* Provided data
· · · · · · ·

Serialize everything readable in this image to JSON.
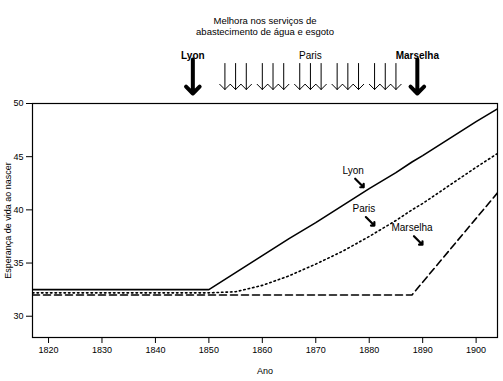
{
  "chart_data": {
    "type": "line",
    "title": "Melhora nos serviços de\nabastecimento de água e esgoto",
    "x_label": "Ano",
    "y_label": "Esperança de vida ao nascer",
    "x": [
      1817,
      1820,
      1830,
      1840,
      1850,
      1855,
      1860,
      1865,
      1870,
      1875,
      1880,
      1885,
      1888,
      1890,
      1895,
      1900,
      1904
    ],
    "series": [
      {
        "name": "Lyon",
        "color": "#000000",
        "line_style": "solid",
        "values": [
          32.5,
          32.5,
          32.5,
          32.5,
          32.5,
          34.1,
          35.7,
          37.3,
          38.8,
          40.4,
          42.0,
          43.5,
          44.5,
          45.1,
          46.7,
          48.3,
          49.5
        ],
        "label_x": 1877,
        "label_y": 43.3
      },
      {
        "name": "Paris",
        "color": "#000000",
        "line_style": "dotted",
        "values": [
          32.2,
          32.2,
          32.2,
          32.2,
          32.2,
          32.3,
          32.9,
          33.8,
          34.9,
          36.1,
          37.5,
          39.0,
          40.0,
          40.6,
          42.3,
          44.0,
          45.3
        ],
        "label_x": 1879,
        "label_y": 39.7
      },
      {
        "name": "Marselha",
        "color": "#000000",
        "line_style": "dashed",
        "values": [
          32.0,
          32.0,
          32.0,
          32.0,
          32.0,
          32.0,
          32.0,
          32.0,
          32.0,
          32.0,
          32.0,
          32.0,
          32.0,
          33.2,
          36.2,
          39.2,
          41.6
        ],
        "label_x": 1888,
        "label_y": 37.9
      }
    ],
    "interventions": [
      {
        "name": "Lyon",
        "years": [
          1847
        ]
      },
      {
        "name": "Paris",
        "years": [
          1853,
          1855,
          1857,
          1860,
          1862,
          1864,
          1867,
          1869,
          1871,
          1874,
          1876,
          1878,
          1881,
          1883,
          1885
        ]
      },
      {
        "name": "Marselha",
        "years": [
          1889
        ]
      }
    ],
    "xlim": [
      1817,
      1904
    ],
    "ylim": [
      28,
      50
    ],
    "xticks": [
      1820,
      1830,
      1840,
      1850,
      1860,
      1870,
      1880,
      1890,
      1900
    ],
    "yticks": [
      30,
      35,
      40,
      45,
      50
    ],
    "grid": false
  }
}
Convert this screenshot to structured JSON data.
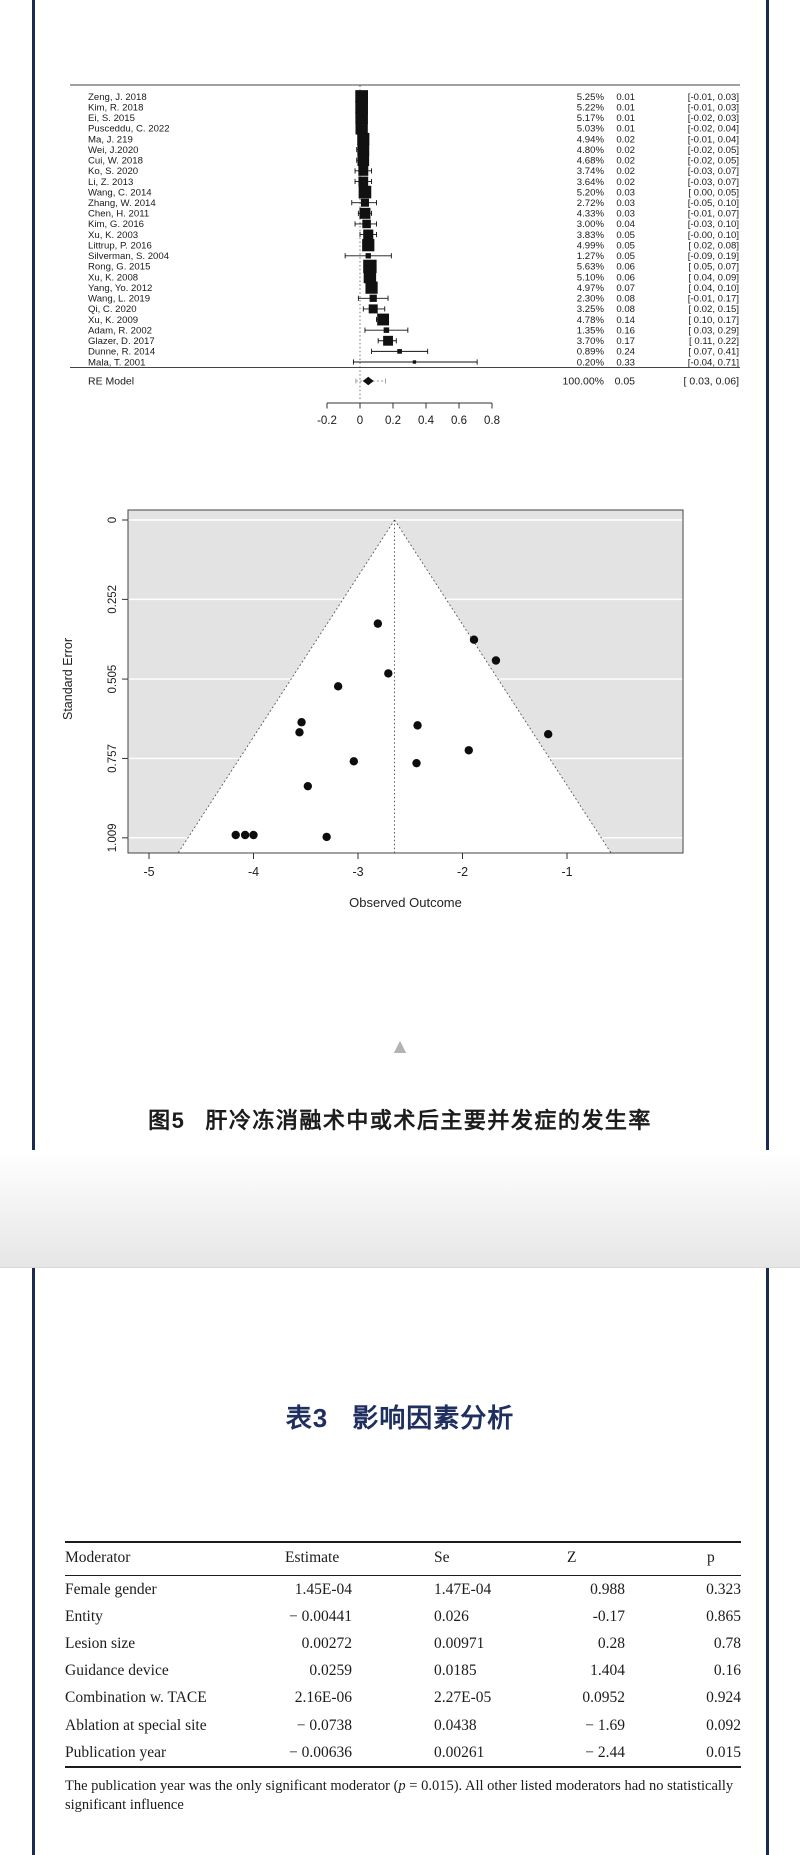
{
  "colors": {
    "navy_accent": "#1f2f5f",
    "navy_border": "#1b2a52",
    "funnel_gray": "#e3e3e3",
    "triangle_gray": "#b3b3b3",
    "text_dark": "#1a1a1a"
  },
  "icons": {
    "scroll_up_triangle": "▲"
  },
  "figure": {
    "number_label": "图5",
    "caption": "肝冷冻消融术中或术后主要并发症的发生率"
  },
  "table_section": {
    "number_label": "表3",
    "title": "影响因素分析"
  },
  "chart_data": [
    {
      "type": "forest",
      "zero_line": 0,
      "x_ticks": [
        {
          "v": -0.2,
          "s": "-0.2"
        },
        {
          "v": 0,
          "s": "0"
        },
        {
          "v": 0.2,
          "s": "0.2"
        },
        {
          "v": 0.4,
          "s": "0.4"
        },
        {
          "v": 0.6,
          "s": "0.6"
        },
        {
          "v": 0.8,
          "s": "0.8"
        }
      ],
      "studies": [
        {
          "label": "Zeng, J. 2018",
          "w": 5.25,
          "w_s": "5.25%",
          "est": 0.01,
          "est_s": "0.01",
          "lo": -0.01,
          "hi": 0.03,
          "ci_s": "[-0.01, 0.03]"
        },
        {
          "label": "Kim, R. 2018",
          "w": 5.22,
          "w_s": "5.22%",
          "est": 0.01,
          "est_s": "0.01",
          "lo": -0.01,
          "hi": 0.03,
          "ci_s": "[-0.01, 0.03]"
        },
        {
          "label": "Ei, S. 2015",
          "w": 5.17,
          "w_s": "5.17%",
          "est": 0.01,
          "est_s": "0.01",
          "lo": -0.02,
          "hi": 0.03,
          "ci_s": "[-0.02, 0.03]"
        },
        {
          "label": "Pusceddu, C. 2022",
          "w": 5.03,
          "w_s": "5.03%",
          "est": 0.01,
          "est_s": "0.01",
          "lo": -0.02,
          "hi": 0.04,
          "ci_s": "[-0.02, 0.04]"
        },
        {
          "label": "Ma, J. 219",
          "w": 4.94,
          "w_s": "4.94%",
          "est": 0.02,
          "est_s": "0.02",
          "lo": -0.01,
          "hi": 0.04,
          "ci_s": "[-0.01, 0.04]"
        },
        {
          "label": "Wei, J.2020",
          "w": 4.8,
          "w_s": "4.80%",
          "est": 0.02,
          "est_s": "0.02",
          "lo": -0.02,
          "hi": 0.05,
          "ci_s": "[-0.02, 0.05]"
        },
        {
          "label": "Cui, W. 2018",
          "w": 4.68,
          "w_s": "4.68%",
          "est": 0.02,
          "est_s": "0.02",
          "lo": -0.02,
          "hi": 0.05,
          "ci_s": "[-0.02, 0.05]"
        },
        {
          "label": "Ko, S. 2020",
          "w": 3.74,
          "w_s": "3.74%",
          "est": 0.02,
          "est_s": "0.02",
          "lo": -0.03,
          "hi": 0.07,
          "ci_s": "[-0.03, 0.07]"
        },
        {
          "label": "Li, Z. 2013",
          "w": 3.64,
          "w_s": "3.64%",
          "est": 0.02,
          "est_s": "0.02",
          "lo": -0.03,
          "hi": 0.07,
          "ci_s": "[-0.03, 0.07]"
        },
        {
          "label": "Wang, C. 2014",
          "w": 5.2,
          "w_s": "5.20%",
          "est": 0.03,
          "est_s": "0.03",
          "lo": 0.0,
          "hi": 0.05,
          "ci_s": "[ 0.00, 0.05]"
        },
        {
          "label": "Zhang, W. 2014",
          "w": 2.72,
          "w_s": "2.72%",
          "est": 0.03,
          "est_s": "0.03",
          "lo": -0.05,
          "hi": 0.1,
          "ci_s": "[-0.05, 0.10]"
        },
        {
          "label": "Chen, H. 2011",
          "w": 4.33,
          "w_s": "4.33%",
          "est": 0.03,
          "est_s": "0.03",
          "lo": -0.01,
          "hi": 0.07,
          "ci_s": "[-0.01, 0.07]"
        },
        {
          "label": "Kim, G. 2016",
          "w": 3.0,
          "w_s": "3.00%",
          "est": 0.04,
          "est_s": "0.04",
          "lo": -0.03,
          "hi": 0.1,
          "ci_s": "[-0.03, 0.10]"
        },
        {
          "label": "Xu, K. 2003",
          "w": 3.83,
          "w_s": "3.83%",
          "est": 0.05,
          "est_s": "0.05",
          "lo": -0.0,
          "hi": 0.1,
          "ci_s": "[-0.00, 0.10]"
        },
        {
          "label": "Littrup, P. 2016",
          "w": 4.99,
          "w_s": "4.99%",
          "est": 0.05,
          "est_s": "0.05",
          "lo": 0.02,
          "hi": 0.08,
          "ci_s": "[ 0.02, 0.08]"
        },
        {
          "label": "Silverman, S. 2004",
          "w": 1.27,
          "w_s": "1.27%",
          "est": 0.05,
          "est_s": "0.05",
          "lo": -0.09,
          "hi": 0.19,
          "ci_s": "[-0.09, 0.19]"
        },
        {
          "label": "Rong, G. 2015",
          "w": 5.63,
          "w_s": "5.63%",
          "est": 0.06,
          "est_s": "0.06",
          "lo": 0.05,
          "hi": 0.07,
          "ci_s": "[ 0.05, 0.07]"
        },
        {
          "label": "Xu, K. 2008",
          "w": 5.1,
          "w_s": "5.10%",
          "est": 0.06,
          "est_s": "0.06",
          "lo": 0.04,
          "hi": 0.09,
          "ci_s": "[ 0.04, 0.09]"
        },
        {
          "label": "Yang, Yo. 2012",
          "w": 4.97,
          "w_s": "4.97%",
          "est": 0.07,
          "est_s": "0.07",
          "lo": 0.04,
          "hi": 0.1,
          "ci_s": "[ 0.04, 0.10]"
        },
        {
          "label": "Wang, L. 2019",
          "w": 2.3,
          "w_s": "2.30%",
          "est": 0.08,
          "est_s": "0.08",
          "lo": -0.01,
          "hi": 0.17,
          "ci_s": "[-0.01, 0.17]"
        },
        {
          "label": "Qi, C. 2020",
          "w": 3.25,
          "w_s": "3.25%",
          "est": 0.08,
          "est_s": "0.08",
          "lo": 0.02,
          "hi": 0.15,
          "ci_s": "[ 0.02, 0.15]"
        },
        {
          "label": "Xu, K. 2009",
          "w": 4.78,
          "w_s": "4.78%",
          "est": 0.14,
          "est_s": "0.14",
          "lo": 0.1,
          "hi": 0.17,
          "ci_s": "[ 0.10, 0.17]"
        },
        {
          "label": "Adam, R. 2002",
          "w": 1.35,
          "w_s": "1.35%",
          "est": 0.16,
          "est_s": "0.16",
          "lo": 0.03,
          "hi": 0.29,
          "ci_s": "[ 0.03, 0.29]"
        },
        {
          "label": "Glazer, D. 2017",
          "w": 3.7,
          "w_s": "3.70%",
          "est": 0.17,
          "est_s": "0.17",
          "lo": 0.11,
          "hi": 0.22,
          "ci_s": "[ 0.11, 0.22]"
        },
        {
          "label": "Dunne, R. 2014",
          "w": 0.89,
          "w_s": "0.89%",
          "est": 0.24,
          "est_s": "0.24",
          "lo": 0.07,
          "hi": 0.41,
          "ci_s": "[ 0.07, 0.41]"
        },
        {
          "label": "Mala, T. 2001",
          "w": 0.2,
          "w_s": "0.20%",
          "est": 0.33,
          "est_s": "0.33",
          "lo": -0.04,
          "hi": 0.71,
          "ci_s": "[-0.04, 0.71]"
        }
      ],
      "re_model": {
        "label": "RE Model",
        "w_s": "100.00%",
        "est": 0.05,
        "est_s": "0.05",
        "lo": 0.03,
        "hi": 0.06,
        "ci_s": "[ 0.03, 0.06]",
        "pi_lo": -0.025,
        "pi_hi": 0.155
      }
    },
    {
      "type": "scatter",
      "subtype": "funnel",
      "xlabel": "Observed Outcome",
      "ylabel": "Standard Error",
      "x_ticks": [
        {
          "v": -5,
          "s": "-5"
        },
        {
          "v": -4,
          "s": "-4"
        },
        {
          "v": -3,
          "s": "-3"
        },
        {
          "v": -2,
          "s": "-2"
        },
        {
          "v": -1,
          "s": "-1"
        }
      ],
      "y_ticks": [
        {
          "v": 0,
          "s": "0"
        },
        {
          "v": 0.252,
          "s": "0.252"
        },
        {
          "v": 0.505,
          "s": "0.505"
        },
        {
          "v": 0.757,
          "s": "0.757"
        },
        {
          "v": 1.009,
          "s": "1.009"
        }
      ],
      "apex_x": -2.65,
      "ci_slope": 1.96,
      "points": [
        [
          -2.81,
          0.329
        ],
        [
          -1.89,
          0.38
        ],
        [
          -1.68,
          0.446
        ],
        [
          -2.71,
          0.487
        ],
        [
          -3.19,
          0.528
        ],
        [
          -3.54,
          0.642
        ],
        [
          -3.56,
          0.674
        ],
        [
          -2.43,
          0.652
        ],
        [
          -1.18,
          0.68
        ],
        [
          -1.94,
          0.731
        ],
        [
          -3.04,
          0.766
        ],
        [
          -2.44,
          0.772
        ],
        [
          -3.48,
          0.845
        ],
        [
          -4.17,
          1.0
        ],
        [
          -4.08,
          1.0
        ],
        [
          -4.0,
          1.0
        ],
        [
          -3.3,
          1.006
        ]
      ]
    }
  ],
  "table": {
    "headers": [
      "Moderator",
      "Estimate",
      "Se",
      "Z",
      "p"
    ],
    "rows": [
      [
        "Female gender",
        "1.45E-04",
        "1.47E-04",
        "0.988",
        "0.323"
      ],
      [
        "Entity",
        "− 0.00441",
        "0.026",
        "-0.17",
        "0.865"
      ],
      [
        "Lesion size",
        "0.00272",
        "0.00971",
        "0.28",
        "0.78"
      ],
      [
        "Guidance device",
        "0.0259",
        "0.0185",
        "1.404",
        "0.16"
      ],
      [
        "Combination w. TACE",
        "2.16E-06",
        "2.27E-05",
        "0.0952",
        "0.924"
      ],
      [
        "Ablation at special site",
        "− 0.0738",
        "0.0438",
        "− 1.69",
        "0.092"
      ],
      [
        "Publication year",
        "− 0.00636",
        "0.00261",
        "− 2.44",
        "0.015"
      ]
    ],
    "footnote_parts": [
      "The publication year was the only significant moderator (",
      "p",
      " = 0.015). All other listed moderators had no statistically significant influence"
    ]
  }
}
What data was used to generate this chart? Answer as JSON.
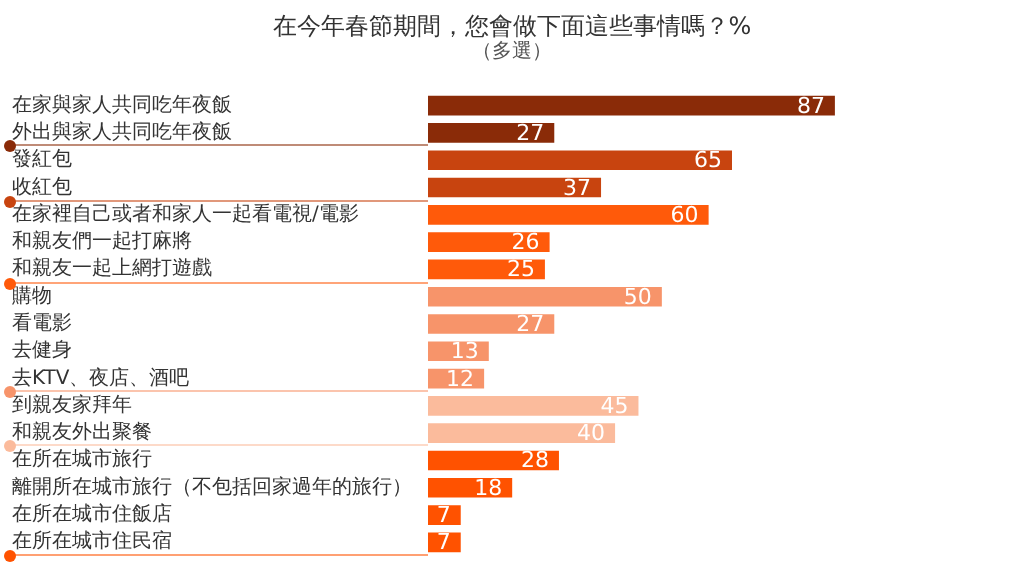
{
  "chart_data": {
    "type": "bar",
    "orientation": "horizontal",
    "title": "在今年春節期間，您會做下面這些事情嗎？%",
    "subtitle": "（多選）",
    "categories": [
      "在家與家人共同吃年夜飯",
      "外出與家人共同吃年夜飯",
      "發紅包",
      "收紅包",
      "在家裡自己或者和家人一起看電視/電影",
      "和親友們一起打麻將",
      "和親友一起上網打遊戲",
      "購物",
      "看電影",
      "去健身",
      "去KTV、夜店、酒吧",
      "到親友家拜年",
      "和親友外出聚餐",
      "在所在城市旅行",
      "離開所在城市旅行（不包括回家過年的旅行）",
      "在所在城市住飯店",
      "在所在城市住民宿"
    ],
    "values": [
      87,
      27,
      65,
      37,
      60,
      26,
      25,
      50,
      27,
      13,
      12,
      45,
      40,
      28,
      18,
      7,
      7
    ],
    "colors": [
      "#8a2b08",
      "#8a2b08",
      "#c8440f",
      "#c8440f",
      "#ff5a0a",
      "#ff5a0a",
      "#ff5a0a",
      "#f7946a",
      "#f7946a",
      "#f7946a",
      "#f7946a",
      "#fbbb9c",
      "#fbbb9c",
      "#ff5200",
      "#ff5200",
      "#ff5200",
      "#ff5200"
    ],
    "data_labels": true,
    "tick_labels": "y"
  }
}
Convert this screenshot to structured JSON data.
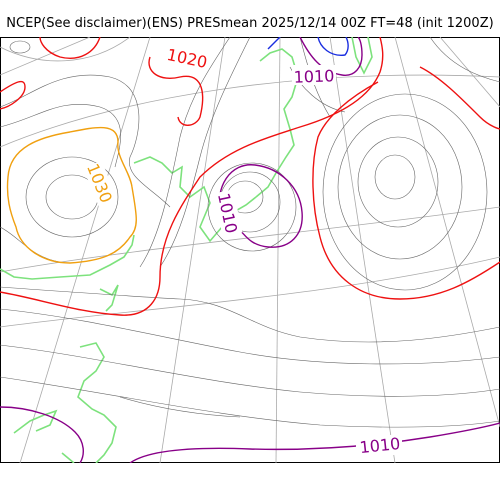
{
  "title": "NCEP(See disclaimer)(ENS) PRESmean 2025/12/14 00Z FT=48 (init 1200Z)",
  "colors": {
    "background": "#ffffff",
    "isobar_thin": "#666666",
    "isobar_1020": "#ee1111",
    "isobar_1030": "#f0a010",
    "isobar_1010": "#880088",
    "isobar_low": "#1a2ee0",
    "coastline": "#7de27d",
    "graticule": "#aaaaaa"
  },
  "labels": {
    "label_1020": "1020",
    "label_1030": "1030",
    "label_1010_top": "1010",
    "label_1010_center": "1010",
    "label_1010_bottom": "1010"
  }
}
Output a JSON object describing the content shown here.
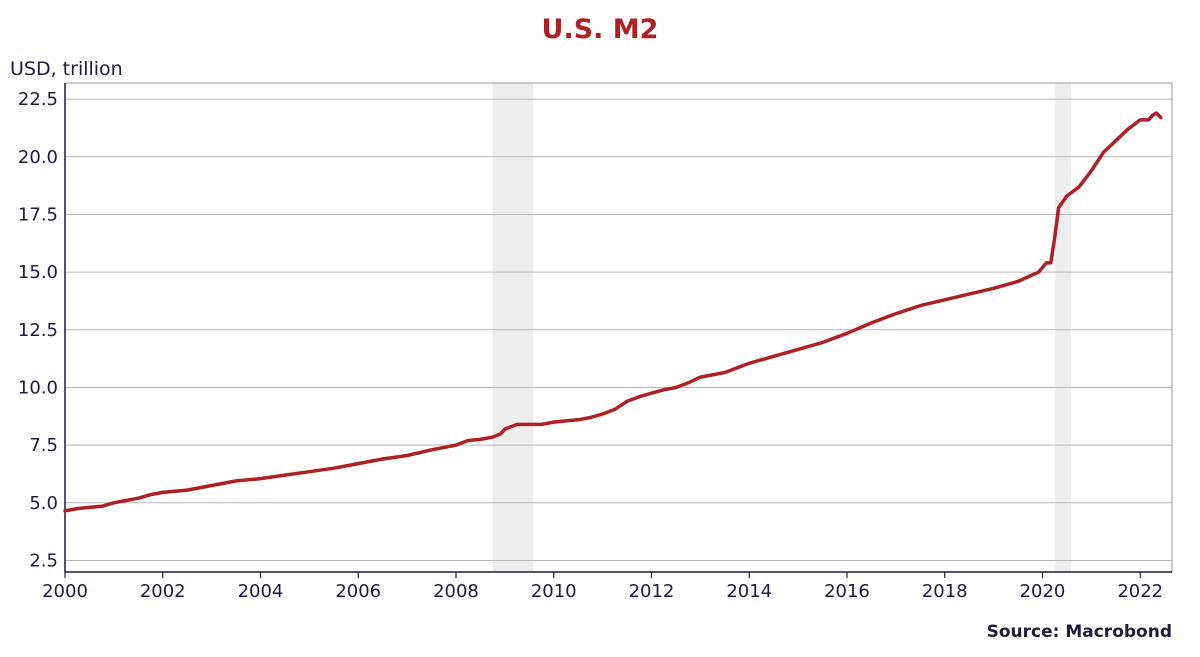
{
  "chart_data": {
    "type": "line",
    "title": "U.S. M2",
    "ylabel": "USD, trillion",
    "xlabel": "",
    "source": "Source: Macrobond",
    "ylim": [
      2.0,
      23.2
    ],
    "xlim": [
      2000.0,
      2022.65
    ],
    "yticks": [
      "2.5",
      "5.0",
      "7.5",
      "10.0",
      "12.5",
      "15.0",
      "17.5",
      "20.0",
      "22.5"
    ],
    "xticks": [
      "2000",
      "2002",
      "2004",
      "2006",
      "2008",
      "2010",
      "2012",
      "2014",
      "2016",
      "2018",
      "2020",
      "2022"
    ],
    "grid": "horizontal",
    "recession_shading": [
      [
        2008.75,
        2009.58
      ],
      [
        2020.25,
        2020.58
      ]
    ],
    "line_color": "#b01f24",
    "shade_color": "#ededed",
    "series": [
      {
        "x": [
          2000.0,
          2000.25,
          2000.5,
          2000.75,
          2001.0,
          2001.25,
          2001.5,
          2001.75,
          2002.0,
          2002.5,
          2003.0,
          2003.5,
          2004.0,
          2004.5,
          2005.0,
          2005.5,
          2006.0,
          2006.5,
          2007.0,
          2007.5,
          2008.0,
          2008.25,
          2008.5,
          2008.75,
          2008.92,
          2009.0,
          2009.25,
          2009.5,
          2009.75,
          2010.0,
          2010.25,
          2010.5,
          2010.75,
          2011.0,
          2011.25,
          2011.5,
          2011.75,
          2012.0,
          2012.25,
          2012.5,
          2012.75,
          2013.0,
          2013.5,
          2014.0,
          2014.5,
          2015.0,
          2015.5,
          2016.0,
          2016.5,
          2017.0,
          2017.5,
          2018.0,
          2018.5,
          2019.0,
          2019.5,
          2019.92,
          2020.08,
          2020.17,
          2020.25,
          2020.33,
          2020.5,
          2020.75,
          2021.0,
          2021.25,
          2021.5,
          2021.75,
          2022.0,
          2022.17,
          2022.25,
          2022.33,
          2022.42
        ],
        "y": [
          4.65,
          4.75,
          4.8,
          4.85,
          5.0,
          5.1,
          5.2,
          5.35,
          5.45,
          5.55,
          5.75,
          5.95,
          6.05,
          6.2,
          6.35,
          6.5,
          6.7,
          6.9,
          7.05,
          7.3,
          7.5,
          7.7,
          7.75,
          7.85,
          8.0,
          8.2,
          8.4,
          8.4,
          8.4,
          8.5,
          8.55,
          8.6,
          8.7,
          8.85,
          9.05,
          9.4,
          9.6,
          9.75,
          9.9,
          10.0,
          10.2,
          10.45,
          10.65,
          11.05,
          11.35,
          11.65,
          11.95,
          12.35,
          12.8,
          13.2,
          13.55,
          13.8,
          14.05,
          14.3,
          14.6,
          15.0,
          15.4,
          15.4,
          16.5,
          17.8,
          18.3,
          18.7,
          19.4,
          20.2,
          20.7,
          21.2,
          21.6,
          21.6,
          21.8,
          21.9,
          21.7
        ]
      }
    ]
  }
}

· · · · · · ·

* Directions
How many lines in the data contain the string "JSON"? Respond with the number only.

* Answer to this exercise
5